TASK REQUIREMENTS: Pick out the lines below that contain the string "para" and copy them all.
----------------
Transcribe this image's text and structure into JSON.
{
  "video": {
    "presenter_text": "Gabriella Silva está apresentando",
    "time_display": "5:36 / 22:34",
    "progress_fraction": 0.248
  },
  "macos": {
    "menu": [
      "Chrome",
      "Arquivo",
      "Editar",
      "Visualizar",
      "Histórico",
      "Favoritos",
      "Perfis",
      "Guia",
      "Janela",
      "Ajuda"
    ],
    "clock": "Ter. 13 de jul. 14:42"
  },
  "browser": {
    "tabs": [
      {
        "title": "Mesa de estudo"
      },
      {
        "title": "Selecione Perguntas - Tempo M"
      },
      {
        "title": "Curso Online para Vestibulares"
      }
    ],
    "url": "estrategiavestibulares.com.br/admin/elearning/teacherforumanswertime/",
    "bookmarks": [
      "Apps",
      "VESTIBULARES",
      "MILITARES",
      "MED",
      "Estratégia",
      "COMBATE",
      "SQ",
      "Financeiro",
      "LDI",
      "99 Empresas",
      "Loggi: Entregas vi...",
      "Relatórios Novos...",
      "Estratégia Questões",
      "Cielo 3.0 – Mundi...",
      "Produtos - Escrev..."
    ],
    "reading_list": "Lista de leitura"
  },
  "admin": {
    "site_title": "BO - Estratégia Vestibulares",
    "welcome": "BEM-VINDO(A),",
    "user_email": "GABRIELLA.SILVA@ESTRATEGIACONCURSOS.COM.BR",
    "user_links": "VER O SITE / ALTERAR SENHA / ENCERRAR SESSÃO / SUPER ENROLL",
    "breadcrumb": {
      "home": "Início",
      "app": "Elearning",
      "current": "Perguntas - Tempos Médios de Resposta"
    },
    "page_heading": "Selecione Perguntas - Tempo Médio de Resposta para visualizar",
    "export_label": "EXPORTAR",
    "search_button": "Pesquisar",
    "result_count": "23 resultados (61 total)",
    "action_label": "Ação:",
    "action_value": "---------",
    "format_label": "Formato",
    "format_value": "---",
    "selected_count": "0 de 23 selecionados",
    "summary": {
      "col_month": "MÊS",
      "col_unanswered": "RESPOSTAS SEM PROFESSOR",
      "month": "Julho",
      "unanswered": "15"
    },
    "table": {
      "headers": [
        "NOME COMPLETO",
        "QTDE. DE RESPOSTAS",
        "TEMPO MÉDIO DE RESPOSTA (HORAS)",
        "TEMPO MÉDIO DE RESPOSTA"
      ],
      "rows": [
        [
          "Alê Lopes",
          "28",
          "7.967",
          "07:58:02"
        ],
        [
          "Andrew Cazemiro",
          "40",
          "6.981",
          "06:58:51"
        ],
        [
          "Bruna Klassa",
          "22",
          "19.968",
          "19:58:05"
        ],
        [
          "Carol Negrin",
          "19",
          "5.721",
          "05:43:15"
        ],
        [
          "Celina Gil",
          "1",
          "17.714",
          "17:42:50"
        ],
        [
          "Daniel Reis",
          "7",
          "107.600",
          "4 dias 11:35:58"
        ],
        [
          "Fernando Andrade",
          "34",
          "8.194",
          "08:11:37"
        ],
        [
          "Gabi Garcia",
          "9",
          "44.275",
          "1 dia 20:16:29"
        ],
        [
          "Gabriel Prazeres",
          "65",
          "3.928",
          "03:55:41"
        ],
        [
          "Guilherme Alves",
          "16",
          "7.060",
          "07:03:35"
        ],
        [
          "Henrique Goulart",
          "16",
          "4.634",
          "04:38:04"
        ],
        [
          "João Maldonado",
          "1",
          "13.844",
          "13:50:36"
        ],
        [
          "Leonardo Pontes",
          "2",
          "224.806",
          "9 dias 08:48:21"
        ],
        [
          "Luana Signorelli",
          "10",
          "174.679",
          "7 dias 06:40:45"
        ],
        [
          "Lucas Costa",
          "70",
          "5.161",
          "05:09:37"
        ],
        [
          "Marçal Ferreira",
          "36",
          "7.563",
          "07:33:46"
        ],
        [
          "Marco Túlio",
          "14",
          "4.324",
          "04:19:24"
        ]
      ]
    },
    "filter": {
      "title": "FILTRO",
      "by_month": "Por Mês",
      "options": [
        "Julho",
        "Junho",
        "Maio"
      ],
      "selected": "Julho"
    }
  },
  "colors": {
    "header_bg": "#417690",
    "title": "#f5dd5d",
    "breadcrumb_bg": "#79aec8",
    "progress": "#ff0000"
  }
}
----------------
OUTPUT FOR THIS EXERCISE:
        "title": "Curso Online para Vestibulares"
    "page_heading": "Selecione Perguntas - Tempo Médio de Resposta para visualizar",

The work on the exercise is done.